╭─ Data in this exercise
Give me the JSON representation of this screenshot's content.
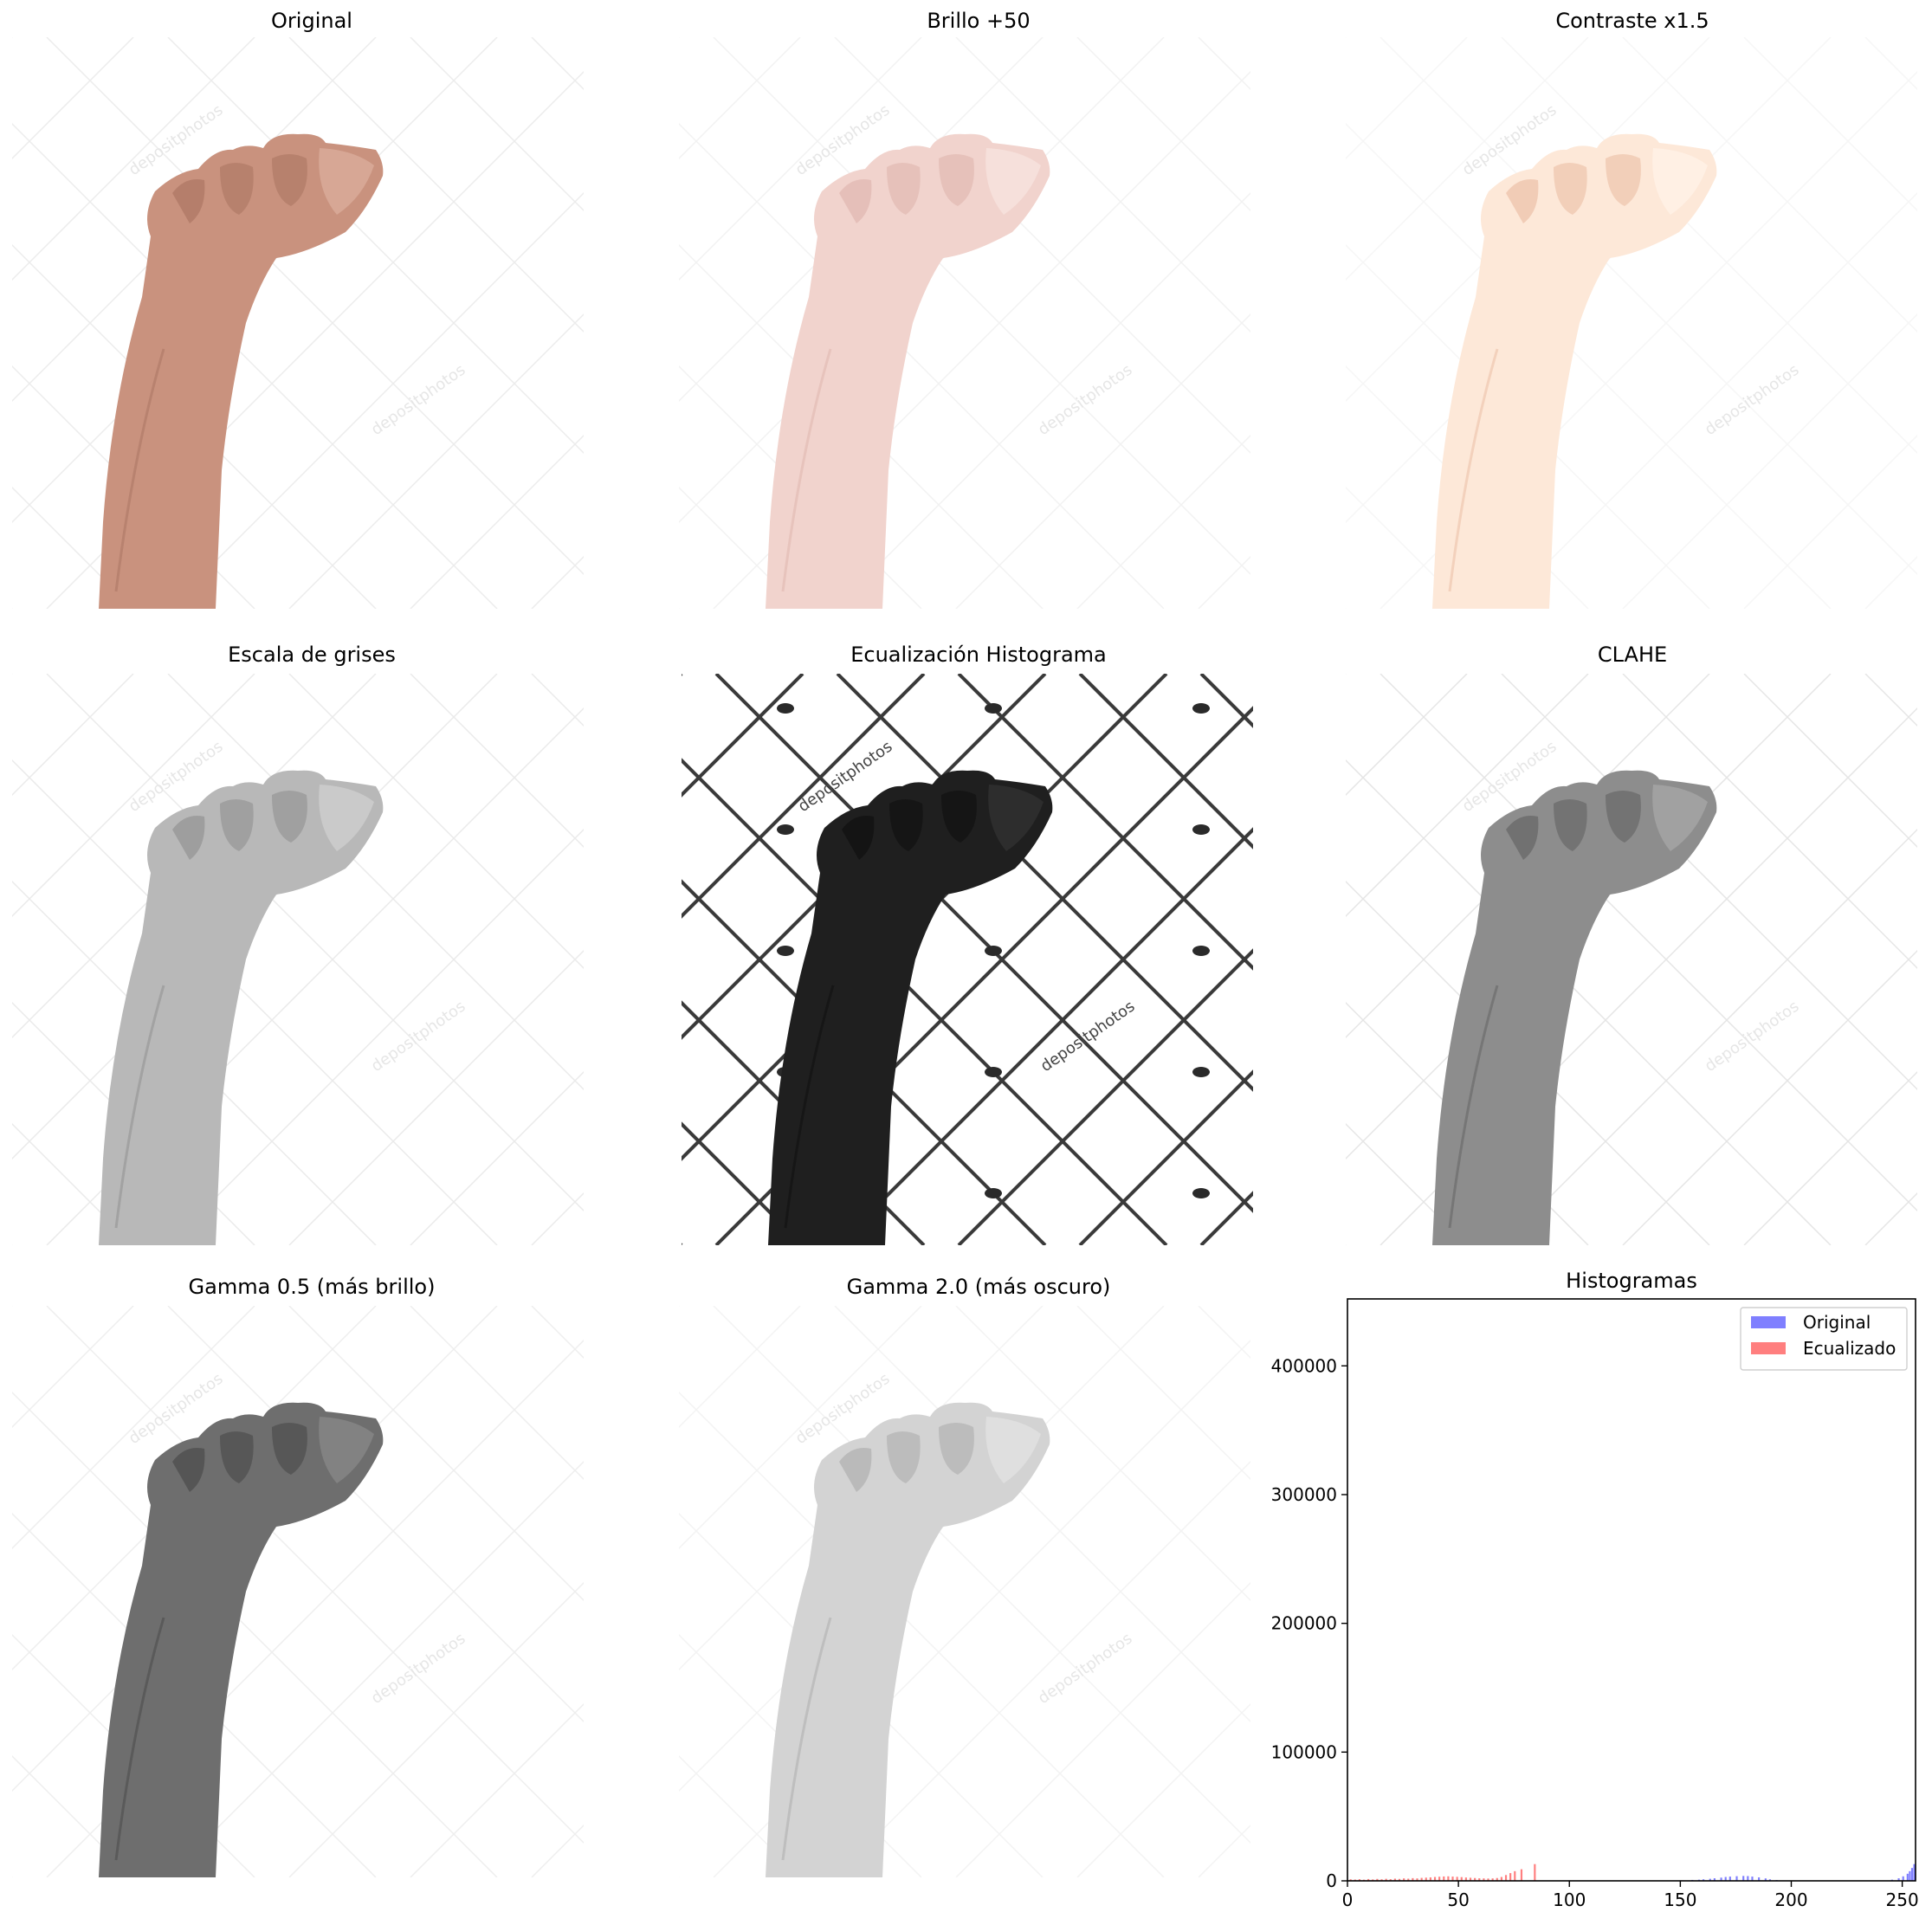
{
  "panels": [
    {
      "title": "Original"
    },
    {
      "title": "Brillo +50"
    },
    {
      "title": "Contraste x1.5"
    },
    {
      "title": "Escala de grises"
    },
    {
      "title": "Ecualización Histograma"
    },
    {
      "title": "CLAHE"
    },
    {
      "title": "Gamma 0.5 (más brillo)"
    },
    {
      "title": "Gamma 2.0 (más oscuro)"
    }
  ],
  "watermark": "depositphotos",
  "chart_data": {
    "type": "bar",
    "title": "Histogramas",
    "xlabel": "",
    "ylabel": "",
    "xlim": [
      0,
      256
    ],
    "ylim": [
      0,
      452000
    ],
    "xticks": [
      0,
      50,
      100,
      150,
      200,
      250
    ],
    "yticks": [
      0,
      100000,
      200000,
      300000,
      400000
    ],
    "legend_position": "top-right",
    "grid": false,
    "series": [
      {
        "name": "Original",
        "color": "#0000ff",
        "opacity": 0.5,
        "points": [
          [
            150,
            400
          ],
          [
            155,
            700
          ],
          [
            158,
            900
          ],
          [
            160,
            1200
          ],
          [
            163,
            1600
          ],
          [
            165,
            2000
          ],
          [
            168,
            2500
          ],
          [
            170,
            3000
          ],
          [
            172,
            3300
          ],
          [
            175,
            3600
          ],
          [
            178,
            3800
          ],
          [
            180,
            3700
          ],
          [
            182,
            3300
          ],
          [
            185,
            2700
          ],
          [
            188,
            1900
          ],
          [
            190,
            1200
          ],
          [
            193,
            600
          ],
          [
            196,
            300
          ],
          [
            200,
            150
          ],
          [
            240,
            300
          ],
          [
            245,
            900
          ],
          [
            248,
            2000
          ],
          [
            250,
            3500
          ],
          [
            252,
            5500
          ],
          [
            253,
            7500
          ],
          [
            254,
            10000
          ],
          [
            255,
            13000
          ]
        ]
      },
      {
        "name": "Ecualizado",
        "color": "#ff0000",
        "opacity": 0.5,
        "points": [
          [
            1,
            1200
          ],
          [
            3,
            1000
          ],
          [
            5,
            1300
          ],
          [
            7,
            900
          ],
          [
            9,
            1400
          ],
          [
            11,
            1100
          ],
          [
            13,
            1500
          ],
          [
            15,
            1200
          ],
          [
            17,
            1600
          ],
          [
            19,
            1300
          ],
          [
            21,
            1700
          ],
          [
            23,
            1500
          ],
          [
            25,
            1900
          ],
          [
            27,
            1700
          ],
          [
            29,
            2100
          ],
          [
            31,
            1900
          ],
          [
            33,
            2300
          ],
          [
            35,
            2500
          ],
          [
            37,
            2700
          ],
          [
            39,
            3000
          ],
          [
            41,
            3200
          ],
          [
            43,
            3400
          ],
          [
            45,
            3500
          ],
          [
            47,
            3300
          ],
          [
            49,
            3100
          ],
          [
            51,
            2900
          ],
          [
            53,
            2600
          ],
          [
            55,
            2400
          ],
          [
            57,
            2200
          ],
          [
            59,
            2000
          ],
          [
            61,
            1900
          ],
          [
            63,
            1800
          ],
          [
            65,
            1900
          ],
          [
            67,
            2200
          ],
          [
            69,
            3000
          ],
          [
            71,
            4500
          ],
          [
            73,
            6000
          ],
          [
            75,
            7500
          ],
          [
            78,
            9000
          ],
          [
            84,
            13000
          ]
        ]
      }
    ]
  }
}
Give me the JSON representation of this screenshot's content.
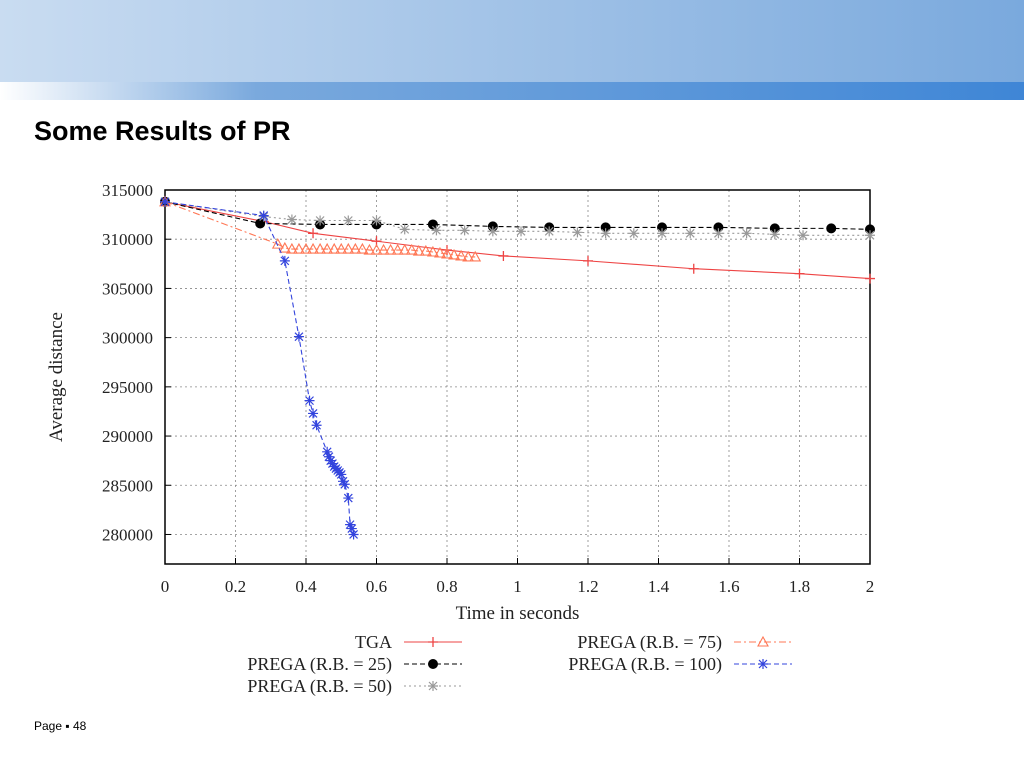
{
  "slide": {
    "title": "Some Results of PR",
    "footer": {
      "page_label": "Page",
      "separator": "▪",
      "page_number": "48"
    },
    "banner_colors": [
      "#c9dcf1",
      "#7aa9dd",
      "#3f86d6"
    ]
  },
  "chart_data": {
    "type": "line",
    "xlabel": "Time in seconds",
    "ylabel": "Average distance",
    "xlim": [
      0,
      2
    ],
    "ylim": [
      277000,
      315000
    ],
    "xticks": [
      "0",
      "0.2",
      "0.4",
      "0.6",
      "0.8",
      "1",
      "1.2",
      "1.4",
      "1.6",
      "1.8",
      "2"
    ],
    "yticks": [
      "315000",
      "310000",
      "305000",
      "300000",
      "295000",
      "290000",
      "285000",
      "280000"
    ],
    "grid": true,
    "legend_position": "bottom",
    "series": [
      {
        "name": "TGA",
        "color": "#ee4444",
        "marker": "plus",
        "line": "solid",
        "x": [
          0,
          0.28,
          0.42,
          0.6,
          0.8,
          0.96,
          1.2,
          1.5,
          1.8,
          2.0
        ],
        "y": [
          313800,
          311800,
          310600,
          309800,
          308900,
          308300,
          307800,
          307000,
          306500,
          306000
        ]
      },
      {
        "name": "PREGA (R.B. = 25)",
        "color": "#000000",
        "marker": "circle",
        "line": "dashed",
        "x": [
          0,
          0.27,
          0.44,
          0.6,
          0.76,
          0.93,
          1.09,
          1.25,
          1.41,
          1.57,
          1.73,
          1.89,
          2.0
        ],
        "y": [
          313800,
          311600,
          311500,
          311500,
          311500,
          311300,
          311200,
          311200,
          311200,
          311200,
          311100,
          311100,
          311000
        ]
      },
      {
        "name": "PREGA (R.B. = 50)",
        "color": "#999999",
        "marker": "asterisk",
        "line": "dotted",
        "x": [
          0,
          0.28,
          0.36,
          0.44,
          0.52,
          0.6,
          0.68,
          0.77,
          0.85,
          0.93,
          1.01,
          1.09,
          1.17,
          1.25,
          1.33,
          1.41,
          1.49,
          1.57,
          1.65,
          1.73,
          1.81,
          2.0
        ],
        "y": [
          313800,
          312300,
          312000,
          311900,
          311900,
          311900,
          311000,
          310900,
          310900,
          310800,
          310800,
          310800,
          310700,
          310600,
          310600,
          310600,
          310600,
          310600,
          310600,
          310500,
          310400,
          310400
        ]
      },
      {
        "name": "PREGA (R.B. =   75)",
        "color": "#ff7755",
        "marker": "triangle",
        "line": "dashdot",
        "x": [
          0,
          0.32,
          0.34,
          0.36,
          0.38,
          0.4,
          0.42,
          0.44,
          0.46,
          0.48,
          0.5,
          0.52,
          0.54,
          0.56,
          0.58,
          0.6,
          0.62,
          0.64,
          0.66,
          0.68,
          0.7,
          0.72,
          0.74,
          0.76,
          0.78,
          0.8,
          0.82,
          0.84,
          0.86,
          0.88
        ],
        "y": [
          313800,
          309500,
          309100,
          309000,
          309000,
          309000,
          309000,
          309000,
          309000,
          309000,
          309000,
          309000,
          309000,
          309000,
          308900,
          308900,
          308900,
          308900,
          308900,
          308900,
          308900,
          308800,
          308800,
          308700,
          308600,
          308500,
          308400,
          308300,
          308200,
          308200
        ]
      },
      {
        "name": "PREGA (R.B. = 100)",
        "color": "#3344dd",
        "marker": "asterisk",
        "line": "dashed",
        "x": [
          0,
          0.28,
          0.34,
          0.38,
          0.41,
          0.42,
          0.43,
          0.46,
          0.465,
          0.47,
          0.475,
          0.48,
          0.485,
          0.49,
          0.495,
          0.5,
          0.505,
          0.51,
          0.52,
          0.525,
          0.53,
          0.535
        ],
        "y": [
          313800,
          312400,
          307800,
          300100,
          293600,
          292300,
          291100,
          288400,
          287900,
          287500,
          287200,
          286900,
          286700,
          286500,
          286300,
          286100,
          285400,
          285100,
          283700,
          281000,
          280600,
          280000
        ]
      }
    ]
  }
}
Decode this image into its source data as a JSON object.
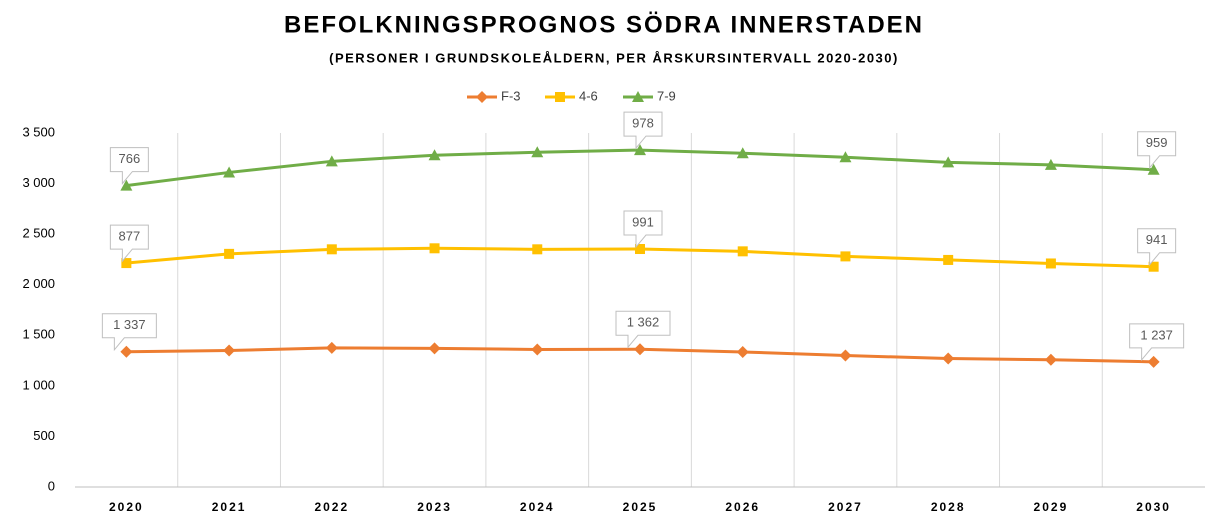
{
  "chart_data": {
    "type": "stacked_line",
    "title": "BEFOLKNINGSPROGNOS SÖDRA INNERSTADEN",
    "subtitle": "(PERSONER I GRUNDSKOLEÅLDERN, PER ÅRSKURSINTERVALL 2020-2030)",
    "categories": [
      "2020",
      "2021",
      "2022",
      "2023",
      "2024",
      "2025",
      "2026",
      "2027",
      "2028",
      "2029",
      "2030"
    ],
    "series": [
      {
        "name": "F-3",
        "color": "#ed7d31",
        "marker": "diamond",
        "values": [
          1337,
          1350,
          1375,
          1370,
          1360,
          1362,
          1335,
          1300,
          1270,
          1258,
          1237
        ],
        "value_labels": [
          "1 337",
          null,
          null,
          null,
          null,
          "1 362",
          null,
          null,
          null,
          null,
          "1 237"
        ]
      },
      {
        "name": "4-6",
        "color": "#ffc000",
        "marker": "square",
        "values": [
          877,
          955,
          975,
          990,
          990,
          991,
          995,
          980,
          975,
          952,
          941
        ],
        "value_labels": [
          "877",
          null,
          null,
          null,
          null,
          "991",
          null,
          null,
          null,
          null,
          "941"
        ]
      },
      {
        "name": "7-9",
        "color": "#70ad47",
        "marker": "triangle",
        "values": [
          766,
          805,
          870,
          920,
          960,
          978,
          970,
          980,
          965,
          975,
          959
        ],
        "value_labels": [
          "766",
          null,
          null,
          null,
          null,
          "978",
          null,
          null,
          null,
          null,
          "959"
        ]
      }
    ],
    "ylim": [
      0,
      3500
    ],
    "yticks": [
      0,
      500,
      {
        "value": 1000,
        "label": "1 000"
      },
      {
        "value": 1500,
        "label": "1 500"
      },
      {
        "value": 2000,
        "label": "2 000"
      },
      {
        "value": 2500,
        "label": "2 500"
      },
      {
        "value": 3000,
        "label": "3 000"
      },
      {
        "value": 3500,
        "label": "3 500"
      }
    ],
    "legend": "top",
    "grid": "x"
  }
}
╰─
**Set exercise**: Among the records above, find each line holding the string "Gamma" and pull it out.

**Task output**:
      "title": "Gamma 0.5 (más brillo)"
      "title": "Gamma 2.0 (más oscuro)"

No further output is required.